Prompt: State only the number of lines that include "JSON".

Supplied entries:
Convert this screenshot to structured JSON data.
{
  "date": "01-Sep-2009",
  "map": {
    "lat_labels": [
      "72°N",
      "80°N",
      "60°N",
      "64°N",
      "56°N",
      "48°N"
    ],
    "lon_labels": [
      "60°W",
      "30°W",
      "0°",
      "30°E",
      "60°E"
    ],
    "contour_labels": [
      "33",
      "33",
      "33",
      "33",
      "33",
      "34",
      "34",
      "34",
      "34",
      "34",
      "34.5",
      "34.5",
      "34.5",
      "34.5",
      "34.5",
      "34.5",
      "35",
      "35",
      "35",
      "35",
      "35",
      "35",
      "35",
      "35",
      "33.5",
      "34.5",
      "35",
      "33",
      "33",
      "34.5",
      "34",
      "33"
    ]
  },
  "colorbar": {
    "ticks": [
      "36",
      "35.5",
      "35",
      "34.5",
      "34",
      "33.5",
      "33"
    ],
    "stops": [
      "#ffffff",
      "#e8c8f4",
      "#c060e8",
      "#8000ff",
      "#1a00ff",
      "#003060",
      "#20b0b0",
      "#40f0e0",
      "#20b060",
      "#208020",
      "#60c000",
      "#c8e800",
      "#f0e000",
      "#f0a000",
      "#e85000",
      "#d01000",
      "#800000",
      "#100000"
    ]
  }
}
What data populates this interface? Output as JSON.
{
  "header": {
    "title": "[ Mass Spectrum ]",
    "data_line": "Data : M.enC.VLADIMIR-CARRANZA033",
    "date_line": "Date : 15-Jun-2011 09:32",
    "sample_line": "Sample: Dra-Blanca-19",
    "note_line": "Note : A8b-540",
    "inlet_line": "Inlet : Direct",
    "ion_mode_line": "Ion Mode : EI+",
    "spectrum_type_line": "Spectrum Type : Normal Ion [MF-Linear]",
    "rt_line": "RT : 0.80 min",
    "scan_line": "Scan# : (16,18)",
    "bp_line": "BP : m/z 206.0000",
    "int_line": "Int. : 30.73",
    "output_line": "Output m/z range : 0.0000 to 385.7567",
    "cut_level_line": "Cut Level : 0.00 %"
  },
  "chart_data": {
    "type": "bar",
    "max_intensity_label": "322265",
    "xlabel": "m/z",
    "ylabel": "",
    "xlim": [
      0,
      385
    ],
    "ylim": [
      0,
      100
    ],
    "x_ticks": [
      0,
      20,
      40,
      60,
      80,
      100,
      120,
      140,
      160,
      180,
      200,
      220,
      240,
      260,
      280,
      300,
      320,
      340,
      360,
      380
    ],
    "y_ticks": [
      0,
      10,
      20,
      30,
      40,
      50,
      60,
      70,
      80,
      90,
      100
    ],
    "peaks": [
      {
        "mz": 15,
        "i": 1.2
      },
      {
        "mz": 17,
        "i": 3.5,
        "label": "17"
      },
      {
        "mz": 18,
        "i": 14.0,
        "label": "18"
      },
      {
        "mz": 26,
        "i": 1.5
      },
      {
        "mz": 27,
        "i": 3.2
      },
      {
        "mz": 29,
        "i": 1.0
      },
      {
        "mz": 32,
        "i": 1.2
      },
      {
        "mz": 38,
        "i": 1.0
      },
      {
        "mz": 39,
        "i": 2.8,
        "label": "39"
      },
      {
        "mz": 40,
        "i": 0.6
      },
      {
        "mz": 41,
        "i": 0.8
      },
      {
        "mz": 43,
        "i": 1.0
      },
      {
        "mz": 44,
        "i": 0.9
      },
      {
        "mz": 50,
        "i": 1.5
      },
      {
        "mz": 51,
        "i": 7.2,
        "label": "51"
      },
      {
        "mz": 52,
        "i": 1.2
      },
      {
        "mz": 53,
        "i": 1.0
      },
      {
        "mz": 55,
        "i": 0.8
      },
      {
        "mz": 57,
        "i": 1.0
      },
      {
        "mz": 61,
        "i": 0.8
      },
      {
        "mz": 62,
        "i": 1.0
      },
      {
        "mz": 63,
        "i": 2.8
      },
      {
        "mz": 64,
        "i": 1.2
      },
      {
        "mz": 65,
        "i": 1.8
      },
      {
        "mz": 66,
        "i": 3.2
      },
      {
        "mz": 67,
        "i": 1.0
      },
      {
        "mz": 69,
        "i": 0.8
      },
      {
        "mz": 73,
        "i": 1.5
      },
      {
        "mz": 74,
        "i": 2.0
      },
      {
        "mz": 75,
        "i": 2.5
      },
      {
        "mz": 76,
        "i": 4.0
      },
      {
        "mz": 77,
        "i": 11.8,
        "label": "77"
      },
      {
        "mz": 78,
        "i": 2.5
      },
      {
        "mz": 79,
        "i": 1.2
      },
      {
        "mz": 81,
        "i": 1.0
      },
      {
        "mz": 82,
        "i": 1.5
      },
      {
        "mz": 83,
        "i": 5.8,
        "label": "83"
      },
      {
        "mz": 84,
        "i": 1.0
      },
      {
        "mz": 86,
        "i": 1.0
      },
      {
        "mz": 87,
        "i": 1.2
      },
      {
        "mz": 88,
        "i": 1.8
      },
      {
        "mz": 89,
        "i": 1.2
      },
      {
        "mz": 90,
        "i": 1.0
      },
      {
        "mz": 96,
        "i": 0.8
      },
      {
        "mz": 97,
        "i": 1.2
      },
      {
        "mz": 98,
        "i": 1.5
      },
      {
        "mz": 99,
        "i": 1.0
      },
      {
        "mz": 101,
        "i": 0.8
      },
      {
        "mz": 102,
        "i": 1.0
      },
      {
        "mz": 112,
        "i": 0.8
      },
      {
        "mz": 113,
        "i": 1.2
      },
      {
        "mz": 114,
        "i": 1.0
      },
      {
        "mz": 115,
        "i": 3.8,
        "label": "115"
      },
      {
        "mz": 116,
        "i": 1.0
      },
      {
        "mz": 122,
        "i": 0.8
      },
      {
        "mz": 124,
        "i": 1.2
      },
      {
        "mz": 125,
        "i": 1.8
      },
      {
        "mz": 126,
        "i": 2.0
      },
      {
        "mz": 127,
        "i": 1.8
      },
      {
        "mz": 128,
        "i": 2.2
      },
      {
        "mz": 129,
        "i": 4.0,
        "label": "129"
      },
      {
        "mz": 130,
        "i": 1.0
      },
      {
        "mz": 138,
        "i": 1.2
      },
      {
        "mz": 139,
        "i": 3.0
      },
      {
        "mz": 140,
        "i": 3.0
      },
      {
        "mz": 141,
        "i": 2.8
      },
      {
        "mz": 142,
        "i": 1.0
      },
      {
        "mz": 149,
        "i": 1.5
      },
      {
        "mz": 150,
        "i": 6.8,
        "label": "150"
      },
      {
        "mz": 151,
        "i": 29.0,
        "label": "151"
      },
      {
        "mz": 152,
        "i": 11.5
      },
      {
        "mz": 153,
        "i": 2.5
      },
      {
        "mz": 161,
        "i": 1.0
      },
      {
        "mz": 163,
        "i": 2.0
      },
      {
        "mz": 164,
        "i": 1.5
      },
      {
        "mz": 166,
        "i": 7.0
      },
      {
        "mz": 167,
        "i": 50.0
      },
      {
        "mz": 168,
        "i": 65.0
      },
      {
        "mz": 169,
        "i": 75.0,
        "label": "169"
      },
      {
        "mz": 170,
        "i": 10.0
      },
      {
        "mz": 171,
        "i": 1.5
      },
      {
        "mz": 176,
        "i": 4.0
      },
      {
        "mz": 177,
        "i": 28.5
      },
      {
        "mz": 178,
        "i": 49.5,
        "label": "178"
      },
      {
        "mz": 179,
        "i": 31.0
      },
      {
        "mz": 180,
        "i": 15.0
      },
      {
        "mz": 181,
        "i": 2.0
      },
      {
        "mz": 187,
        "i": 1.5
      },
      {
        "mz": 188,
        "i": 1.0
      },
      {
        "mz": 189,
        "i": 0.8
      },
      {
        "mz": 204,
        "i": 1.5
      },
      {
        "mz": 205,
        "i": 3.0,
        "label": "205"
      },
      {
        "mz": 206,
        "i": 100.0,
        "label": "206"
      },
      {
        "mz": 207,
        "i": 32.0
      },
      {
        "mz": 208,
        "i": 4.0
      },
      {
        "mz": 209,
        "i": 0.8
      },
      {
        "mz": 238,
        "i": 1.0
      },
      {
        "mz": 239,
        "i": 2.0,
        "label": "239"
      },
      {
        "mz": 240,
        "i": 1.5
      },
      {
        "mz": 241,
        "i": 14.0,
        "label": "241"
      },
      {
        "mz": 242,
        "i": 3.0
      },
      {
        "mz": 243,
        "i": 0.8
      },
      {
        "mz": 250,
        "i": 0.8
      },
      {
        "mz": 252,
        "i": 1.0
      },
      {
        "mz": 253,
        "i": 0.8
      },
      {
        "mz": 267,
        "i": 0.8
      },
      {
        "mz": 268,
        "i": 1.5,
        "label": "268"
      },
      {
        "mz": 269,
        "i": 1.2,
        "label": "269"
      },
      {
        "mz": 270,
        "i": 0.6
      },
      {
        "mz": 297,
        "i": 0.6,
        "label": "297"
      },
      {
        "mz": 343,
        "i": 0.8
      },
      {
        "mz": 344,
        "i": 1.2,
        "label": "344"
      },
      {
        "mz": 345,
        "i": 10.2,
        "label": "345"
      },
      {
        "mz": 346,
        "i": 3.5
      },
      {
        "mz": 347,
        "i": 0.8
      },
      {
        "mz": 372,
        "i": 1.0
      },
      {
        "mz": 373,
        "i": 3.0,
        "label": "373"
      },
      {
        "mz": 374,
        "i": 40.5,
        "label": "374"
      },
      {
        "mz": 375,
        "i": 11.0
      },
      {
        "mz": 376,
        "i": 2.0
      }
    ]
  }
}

The answer: 2